BRIEF: Return every line below in which "нарушение" appears.

** START OF RECORDS FOR THE TASK **

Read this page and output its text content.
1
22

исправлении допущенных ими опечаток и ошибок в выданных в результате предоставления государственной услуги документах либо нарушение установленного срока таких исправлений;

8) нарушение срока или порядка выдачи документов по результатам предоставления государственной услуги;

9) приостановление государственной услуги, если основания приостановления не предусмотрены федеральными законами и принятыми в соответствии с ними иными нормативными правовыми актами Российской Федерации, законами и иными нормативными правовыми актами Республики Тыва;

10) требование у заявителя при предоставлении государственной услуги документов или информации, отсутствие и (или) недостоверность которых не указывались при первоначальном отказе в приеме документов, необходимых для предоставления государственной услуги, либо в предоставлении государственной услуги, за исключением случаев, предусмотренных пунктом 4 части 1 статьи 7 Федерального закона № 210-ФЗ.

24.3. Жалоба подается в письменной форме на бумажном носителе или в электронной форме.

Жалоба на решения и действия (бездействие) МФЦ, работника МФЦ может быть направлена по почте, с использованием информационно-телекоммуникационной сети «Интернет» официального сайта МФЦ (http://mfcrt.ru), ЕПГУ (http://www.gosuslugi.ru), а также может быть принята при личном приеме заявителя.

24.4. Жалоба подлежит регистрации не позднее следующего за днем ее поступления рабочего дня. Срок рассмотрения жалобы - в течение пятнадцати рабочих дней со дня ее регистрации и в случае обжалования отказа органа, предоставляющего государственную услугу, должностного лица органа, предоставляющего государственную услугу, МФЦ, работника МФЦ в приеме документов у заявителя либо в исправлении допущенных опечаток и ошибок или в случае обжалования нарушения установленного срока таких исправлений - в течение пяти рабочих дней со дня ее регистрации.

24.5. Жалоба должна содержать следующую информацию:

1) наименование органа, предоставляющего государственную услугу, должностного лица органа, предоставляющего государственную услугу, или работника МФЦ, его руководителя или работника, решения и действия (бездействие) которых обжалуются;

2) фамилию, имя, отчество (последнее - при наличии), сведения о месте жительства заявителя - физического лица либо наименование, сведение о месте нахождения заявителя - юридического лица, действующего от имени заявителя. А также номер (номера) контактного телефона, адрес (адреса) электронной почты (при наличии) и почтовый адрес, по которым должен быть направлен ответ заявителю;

** END OF RECORDS FOR THE TASK **

EXERCISE SOLUTION:
исправлении допущенных ими опечаток и ошибок в выданных в результате предоставления государственной услуги документах либо нарушение установленного срока таких исправлений;
8) нарушение срока или порядка выдачи документов по результатам предоставления государственной услуги;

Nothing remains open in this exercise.